* _EXERCISE_
Render all the rows below as a Markdown table with two columns, No. and Text, one numbered line per table row. Skip blank lines and leave out the pictures.
----- LISTING
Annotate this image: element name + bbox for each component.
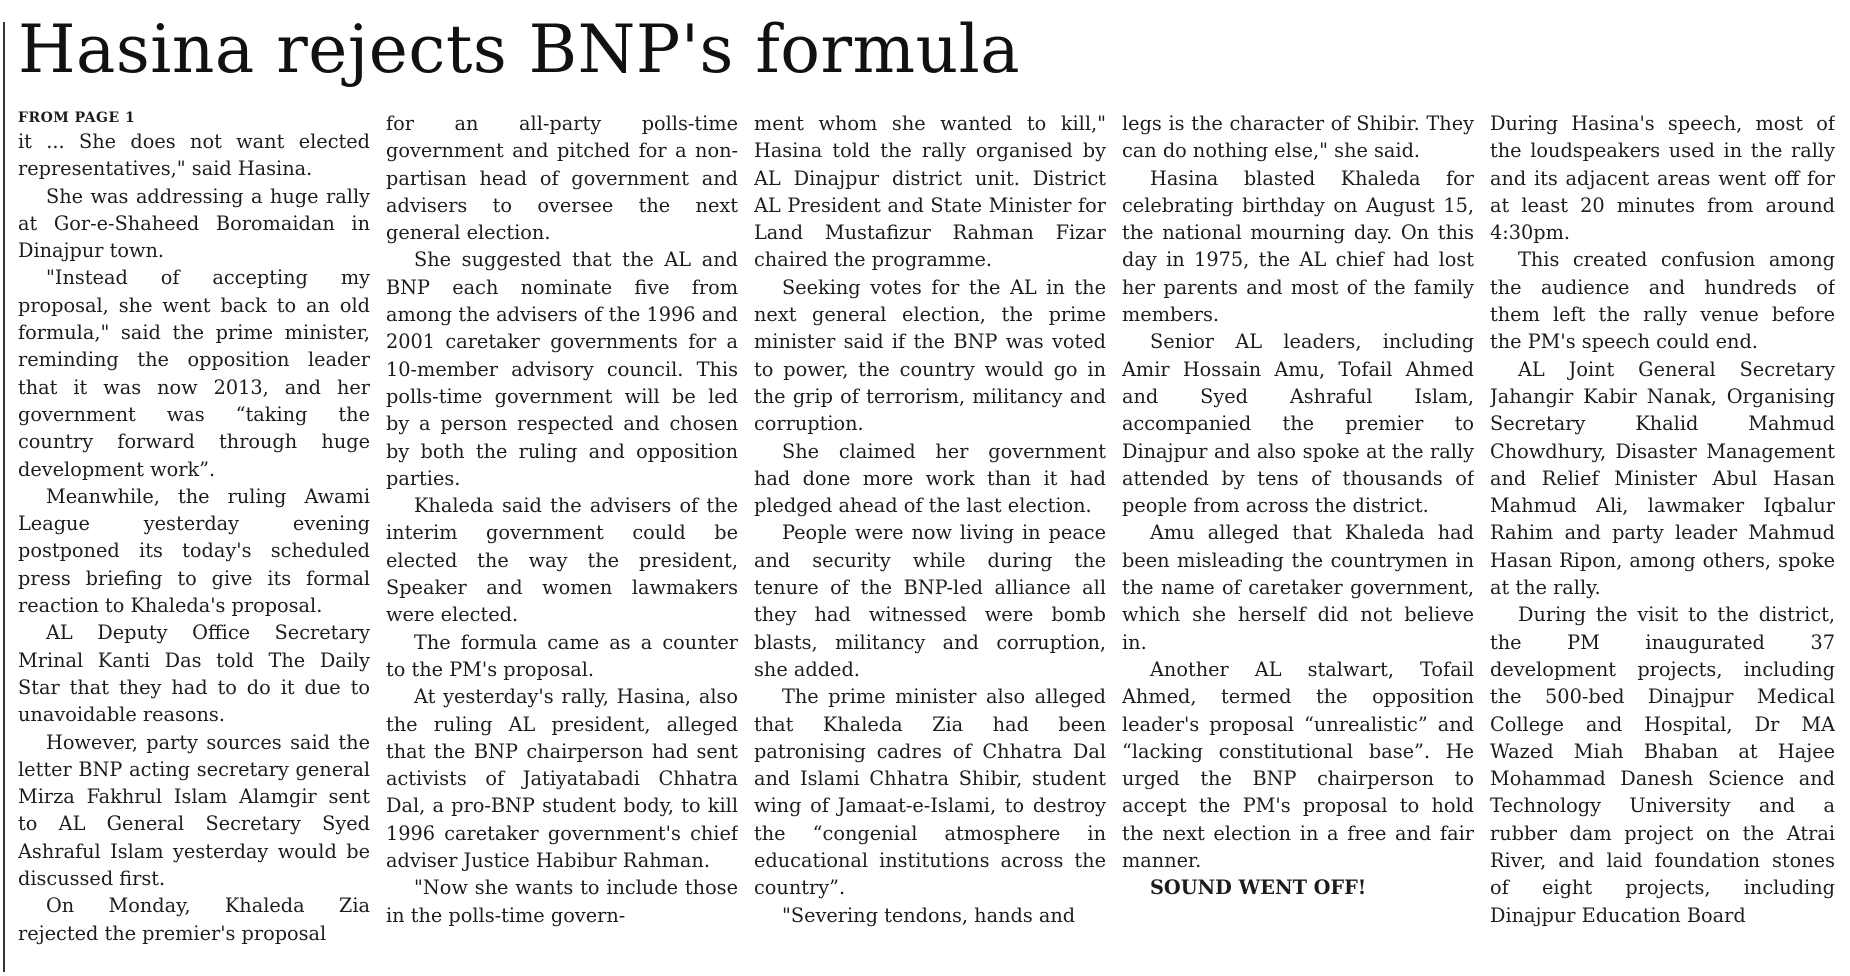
- paragraph: She was addressing a huge rally at Gor-e-Shaheed Boromaidan in Dinajpur town.: [18, 184, 370, 263]
- subhead: SOUND WENT OFF!: [1150, 876, 1367, 900]
- paragraph: This created confusion among the audience and hundreds of them left the rally venue before the PM's speech could end.: [1490, 248, 1835, 354]
- paragraph: "Now she wants to include those in the polls-time govern-: [386, 876, 738, 927]
- paragraph: She suggested that the AL and BNP each nominate five from among the advisers of the 1996 and 2001 caretaker governments for a 10-member advisory council. This polls-time government will be led by a person respected and chosen by both the ruling and opposition parties.: [386, 248, 738, 490]
- article-column-2: [386, 110, 738, 972]
- paragraph: On Monday, Khaleda Zia rejected the premier's proposal: [18, 894, 370, 945]
- paragraph: Meanwhile, the ruling Awami League yesterday evening postponed its today's scheduled press briefing to give its formal reaction to Khaleda's proposal.: [18, 484, 370, 618]
- headline: Hasina rejects BNP's formula: [18, 11, 1021, 88]
- paragraph: Khaleda said the advisers of the interim government could be elected the way the president, Speaker and women lawmakers were elected.: [386, 494, 738, 627]
- paragraph: She claimed her government had done more work than it had pledged ahead of the last election.: [754, 439, 1106, 518]
- paragraph: Senior AL leaders, including Amir Hossain Amu, Tofail Ahmed and Syed Ashraful Islam, accompanied the premier to Dinajpur and also spoke at the rally attended by tens of thousands of people from across the district.: [1122, 330, 1474, 518]
- paragraph: However, party sources said the letter BNP acting secretary general Mirza Fakhrul Islam Alamgir sent to AL General Secretary Syed Ashraful Islam yesterday would be discussed first.: [18, 730, 370, 891]
- paragraph: The formula came as a counter to the PM's proposal.: [386, 630, 738, 681]
- left-column-rule: [3, 22, 5, 972]
- paragraph: legs is the character of Shibir. They can do nothing else," she said.: [1122, 112, 1474, 163]
- paragraph: "Severing tendons, hands and: [782, 903, 1076, 927]
- article-column-5: [1490, 110, 1835, 972]
- paragraph: People were now living in peace and security while during the tenure of the BNP-led alliance all they had witnessed were bomb blasts, militancy and corruption, she added.: [754, 521, 1106, 681]
- paragraph: During the visit to the district, the PM inaugurated 37 development projects, including the 500-bed Dinajpur Medical College and Hospital, Dr MA Wazed Miah Bhaban at Hajee Mohammad Danesh Science and Technology University and a rubber dam project on the Atrai River, and laid foundation stones of eight projects, including Dinajpur Education Board: [1490, 603, 1835, 927]
- paragraph: Amu alleged that Khaleda had been misleading the countrymen in the name of caretaker government, which she herself did not believe in.: [1122, 521, 1474, 654]
- paragraph: ment whom she wanted to kill," Hasina told the rally organised by AL Dinajpur district unit. District AL President and State Minister for Land Mustafizur Rahman Fizar chaired the programme.: [754, 112, 1106, 272]
- paragraph: Another AL stalwart, Tofail Ahmed, termed the opposition leader's proposal “unrealistic” and “lacking constitutional base”. He urged the BNP chairperson to accept the PM's proposal to hold the next election in a free and fair manner.: [1122, 657, 1474, 873]
- paragraph: Seeking votes for the AL in the next general election, the prime minister said if the BNP was voted to power, the country would go in the grip of terrorism, militancy and corruption.: [754, 275, 1106, 436]
- paragraph: it ... She does not want elected representatives," said Hasina.: [18, 130, 370, 181]
- paragraph: Hasina blasted Khaleda for celebrating birthday on August 15, the national mourning day. On this day in 1975, the AL chief had lost her parents and most of the family members.: [1122, 166, 1474, 327]
- paragraph: "Instead of accepting my proposal, she went back to an old formula," said the prime minister, reminding the opposition leader that it was now 2013, and her government was “taking the country forward through huge development work”.: [18, 266, 370, 481]
- article-column-4: [1122, 110, 1474, 972]
- paragraph: AL Joint General Secretary Jahangir Kabir Nanak, Organising Secretary Khalid Mahmud Chowdhury, Disaster Management and Relief Minister Abul Hasan Mahmud Ali, lawmaker Iqbalur Rahim and party leader Mahmud Hasan Ripon, among others, spoke at the rally.: [1490, 357, 1835, 600]
- paragraph: The prime minister also alleged that Khaleda Zia had been patronising cadres of Chhatra Dal and Islami Chhatra Shibir, student wing of Jamaat-e-Islami, to destroy the “congenial atmosphere in educational institutions across the country”.: [754, 685, 1106, 900]
- paragraph: for an all-party polls-time government and pitched for a non-partisan head of government and advisers to oversee the next general election.: [386, 112, 738, 245]
- article-column-1: [18, 110, 370, 972]
- paragraph: During Hasina's speech, most of the loudspeakers used in the rally and its adjacent areas went off for at least 20 minutes from around 4:30pm.: [1490, 112, 1835, 245]
- paragraph: At yesterday's rally, Hasina, also the ruling AL president, alleged that the BNP chairperson had sent activists of Jatiyatabadi Chhatra Dal, a pro-BNP student body, to kill 1996 caretaker government's chief adviser Justice Habibur Rahman.: [386, 685, 738, 873]
- article-column-3: [754, 110, 1106, 972]
- paragraph: AL Deputy Office Secretary Mrinal Kanti Das told The Daily Star that they had to do it due to unavoidable reasons.: [18, 621, 370, 727]
- dateline: FROM PAGE 1: [18, 110, 136, 126]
----------
* _SOLVED EXERCISE_
| No. | Text |
|---|---|
| 1 | Annotate this image: element name + bbox for each component. |
| 2 | - paragraph: She was addressing a huge rally at Gor-e-Shaheed Boromaidan in Dinajpur town.: [18, 184, 370, 263] |
| 3 | - subhead: SOUND WENT OFF!: [1150, 876, 1367, 900] |
| 4 | - paragraph: This created confusion among the audience and hundreds of them left the rally venue before the PM's speech could end.: [1490, 248, 1835, 354] |
| 5 | - paragraph: "Now she wants to include those in the polls-time govern-: [386, 876, 738, 927] |
| 6 | - paragraph: She suggested that the AL and BNP each nominate five from among the advisers of the 1996 and 2001 caretaker governments for a 10-member advisory council. This polls-time government will be led by a person respected and chosen by both the ruling and opposition parties.: [386, 248, 738, 490] |
| 7 | - article-column-2: [386, 110, 738, 972] |
| 8 | - paragraph: On Monday, Khaleda Zia rejected the premier's proposal: [18, 894, 370, 945] |
| 9 | - paragraph: Meanwhile, the ruling Awami League yesterday evening postponed its today's scheduled press briefing to give its formal reaction to Khaleda's proposal.: [18, 484, 370, 618] |
| 10 | - headline: Hasina rejects BNP's formula: [18, 11, 1021, 88] |
| 11 | - paragraph: Khaleda said the advisers of the interim government could be elected the way the president, Speaker and women lawmakers were elected.: [386, 494, 738, 627] |
| 12 | - paragraph: She claimed her government had done more work than it had pledged ahead of the last election.: [754, 439, 1106, 518] |
| 13 | - paragraph: Senior AL leaders, including Amir Hossain Amu, Tofail Ahmed and Syed Ashraful Islam, accompanied the premier to Dinajpur and also spoke at the rally attended by tens of thousands of people from across the district.: [1122, 330, 1474, 518] |
| 14 | - paragraph: However, party sources said the letter BNP acting secretary general Mirza Fakhrul Islam Alamgir sent to AL General Secretary Syed Ashraful Islam yesterday would be discussed first.: [18, 730, 370, 891] |
| 15 | - paragraph: The formula came as a counter to the PM's proposal.: [386, 630, 738, 681] |
| 16 | - left-column-rule: [3, 22, 5, 972] |
| 17 | - paragraph: legs is the character of Shibir. They can do nothing else," she said.: [1122, 112, 1474, 163] |
| 18 | - paragraph: "Severing tendons, hands and: [782, 903, 1076, 927] |
| 19 | - article-column-5: [1490, 110, 1835, 972] |
| 20 | - paragraph: People were now living in peace and security while during the tenure of the BNP-led alliance all they had witnessed were bomb blasts, militancy and corruption, she added.: [754, 521, 1106, 681] |
| 21 | - paragraph: During the visit to the district, the PM inaugurated 37 development projects, including the 500-bed Dinajpur Medical College and Hospital, Dr MA Wazed Miah Bhaban at Hajee Mohammad Danesh Science and Technology University and a rubber dam project on the Atrai River, and laid foundation stones of eight projects, including Dinajpur Education Board: [1490, 603, 1835, 927] |
| 22 | - paragraph: Amu alleged that Khaleda had been misleading the countrymen in the name of caretaker government, which she herself did not believe in.: [1122, 521, 1474, 654] |
| 23 | - paragraph: ment whom she wanted to kill," Hasina told the rally organised by AL Dinajpur district unit. District AL President and State Minister for Land Mustafizur Rahman Fizar chaired the programme.: [754, 112, 1106, 272] |
| 24 | - paragraph: Another AL stalwart, Tofail Ahmed, termed the opposition leader's proposal “unrealistic” and “lacking constitutional base”. He urged the BNP chairperson to accept the PM's proposal to hold the next election in a free and fair manner.: [1122, 657, 1474, 873] |
| 25 | - paragraph: Seeking votes for the AL in the next general election, the prime minister said if the BNP was voted to power, the country would go in the grip of terrorism, militancy and corruption.: [754, 275, 1106, 436] |
| 26 | - paragraph: it ... She does not want elected representatives," said Hasina.: [18, 130, 370, 181] |
| 27 | - paragraph: Hasina blasted Khaleda for celebrating birthday on August 15, the national mourning day. On this day in 1975, the AL chief had lost her parents and most of the family members.: [1122, 166, 1474, 327] |
| 28 | - paragraph: "Instead of accepting my proposal, she went back to an old formula," said the prime minister, reminding the opposition leader that it was now 2013, and her government was “taking the country forward through huge development work”.: [18, 266, 370, 481] |
| 29 | - article-column-4: [1122, 110, 1474, 972] |
| 30 | - paragraph: AL Joint General Secretary Jahangir Kabir Nanak, Organising Secretary Khalid Mahmud Chowdhury, Disaster Management and Relief Minister Abul Hasan Mahmud Ali, lawmaker Iqbalur Rahim and party leader Mahmud Hasan Ripon, among others, spoke at the rally.: [1490, 357, 1835, 600] |
| 31 | - paragraph: The prime minister also alleged that Khaleda Zia had been patronising cadres of Chhatra Dal and Islami Chhatra Shibir, student wing of Jamaat-e-Islami, to destroy the “congenial atmosphere in educational institutions across the country”.: [754, 685, 1106, 900] |
| 32 | - paragraph: for an all-party polls-time government and pitched for a non-partisan head of government and advisers to oversee the next general election.: [386, 112, 738, 245] |
| 33 | - article-column-1: [18, 110, 370, 972] |
| 34 | - paragraph: During Hasina's speech, most of the loudspeakers used in the rally and its adjacent areas went off for at least 20 minutes from around 4:30pm.: [1490, 112, 1835, 245] |
| 35 | - paragraph: At yesterday's rally, Hasina, also the ruling AL president, alleged that the BNP chairperson had sent activists of Jatiyatabadi Chhatra Dal, a pro-BNP student body, to kill 1996 caretaker government's chief adviser Justice Habibur Rahman.: [386, 685, 738, 873] |
| 36 | - article-column-3: [754, 110, 1106, 972] |
| 37 | - paragraph: AL Deputy Office Secretary Mrinal Kanti Das told The Daily Star that they had to do it due to unavoidable reasons.: [18, 621, 370, 727] |
| 38 | - dateline: FROM PAGE 1: [18, 110, 136, 126] |